» **Objective**: Change each "scan-speck" in the data to "scan-dot" and write the lines out again with everything else left as it is.

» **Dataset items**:
==*==

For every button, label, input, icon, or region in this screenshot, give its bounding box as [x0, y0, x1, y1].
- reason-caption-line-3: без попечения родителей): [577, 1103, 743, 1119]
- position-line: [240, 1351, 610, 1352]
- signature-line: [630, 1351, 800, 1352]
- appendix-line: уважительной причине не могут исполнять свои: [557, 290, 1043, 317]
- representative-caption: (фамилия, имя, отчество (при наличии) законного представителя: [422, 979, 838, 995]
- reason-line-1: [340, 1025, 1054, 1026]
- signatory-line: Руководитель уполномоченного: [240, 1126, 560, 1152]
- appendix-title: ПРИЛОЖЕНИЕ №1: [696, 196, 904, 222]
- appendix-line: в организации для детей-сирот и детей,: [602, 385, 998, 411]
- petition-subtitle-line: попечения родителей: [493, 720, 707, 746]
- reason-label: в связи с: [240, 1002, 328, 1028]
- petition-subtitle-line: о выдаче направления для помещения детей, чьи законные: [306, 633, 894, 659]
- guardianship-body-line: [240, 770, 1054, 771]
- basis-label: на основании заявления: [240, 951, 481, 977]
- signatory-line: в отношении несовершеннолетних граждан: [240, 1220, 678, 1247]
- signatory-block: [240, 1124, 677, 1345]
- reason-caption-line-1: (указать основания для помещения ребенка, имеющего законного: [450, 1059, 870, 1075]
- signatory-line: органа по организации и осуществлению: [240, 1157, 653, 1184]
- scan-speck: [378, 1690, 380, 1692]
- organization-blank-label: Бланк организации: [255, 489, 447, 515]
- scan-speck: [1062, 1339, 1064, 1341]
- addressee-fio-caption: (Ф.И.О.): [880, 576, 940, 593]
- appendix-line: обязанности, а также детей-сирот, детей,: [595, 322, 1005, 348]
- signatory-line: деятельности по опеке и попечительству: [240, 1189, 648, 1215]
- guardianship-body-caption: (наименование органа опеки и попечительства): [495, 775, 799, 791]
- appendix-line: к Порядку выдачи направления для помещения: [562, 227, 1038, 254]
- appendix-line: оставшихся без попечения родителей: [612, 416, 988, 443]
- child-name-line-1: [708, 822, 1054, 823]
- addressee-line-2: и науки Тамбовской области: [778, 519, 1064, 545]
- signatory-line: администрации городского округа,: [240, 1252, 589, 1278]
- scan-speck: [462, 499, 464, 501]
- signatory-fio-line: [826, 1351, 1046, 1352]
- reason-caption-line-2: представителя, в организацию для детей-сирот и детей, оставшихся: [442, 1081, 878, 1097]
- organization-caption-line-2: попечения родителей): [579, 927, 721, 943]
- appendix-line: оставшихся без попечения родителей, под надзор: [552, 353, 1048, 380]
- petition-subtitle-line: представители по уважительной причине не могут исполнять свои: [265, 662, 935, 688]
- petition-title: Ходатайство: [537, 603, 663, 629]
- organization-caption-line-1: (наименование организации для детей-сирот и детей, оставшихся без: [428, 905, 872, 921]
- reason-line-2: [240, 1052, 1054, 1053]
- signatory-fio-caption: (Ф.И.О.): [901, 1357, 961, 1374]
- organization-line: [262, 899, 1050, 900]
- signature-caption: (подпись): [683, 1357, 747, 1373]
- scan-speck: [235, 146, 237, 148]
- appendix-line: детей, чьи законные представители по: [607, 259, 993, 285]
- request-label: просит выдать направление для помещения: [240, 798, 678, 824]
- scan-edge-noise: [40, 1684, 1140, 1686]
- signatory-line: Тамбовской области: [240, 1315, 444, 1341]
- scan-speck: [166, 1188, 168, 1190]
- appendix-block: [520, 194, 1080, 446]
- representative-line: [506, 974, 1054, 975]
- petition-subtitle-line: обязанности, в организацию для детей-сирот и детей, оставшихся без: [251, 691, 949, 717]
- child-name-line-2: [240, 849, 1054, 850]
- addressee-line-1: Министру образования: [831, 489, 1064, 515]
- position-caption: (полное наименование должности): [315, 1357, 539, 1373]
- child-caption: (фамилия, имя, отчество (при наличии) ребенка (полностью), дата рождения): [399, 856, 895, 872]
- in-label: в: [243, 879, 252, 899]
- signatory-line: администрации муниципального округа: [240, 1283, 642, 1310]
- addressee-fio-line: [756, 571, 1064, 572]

==*==

» **Result of the exercise**:
For every button, label, input, icon, or region in this screenshot, give its bounding box as [x0, y0, x1, y1].
- reason-caption-line-3: без попечения родителей): [577, 1103, 743, 1119]
- position-line: [240, 1351, 610, 1352]
- signature-line: [630, 1351, 800, 1352]
- appendix-line: уважительной причине не могут исполнять свои: [557, 290, 1043, 317]
- representative-caption: (фамилия, имя, отчество (при наличии) законного представителя: [422, 979, 838, 995]
- reason-line-1: [340, 1025, 1054, 1026]
- signatory-line: Руководитель уполномоченного: [240, 1126, 560, 1152]
- appendix-title: ПРИЛОЖЕНИЕ №1: [696, 196, 904, 222]
- appendix-line: в организации для детей-сирот и детей,: [602, 385, 998, 411]
- petition-subtitle-line: попечения родителей: [493, 720, 707, 746]
- reason-label: в связи с: [240, 1002, 328, 1028]
- petition-subtitle-line: о выдаче направления для помещения детей, чьи законные: [306, 633, 894, 659]
- guardianship-body-line: [240, 770, 1054, 771]
- basis-label: на основании заявления: [240, 951, 481, 977]
- signatory-line: в отношении несовершеннолетних граждан: [240, 1220, 678, 1247]
- signatory-block: [240, 1124, 677, 1345]
- reason-caption-line-1: (указать основания для помещения ребенка, имеющего законного: [450, 1059, 870, 1075]
- signatory-line: органа по организации и осуществлению: [240, 1157, 653, 1184]
- scan-dot: [378, 1690, 380, 1692]
- organization-blank-label: Бланк организации: [255, 489, 447, 515]
- scan-dot: [1062, 1339, 1064, 1341]
- addressee-fio-caption: (Ф.И.О.): [880, 576, 940, 593]
- appendix-line: обязанности, а также детей-сирот, детей,: [595, 322, 1005, 348]
- signatory-line: деятельности по опеке и попечительству: [240, 1189, 648, 1215]
- guardianship-body-caption: (наименование органа опеки и попечительства): [495, 775, 799, 791]
- appendix-line: к Порядку выдачи направления для помещения: [562, 227, 1038, 254]
- appendix-line: оставшихся без попечения родителей: [612, 416, 988, 443]
- child-name-line-1: [708, 822, 1054, 823]
- addressee-line-2: и науки Тамбовской области: [778, 519, 1064, 545]
- signatory-line: администрации городского округа,: [240, 1252, 589, 1278]
- scan-dot: [462, 499, 464, 501]
- signatory-fio-line: [826, 1351, 1046, 1352]
- reason-caption-line-2: представителя, в организацию для детей-сирот и детей, оставшихся: [442, 1081, 878, 1097]
- organization-caption-line-2: попечения родителей): [579, 927, 721, 943]
- appendix-line: оставшихся без попечения родителей, под надзор: [552, 353, 1048, 380]
- petition-subtitle-line: представители по уважительной причине не могут исполнять свои: [265, 662, 935, 688]
- petition-title: Ходатайство: [537, 603, 663, 629]
- organization-caption-line-1: (наименование организации для детей-сирот и детей, оставшихся без: [428, 905, 872, 921]
- reason-line-2: [240, 1052, 1054, 1053]
- signatory-fio-caption: (Ф.И.О.): [901, 1357, 961, 1374]
- organization-line: [262, 899, 1050, 900]
- signature-caption: (подпись): [683, 1357, 747, 1373]
- scan-dot: [235, 146, 237, 148]
- appendix-line: детей, чьи законные представители по: [607, 259, 993, 285]
- request-label: просит выдать направление для помещения: [240, 798, 678, 824]
- scan-edge-noise: [40, 1684, 1140, 1686]
- signatory-line: Тамбовской области: [240, 1315, 444, 1341]
- scan-dot: [166, 1188, 168, 1190]
- appendix-block: [520, 194, 1080, 446]
- representative-line: [506, 974, 1054, 975]
- petition-subtitle-line: обязанности, в организацию для детей-сирот и детей, оставшихся без: [251, 691, 949, 717]
- child-name-line-2: [240, 849, 1054, 850]
- addressee-line-1: Министру образования: [831, 489, 1064, 515]
- position-caption: (полное наименование должности): [315, 1357, 539, 1373]
- child-caption: (фамилия, имя, отчество (при наличии) ребенка (полностью), дата рождения): [399, 856, 895, 872]
- in-label: в: [243, 879, 252, 899]
- signatory-line: администрации муниципального округа: [240, 1283, 642, 1310]
- addressee-fio-line: [756, 571, 1064, 572]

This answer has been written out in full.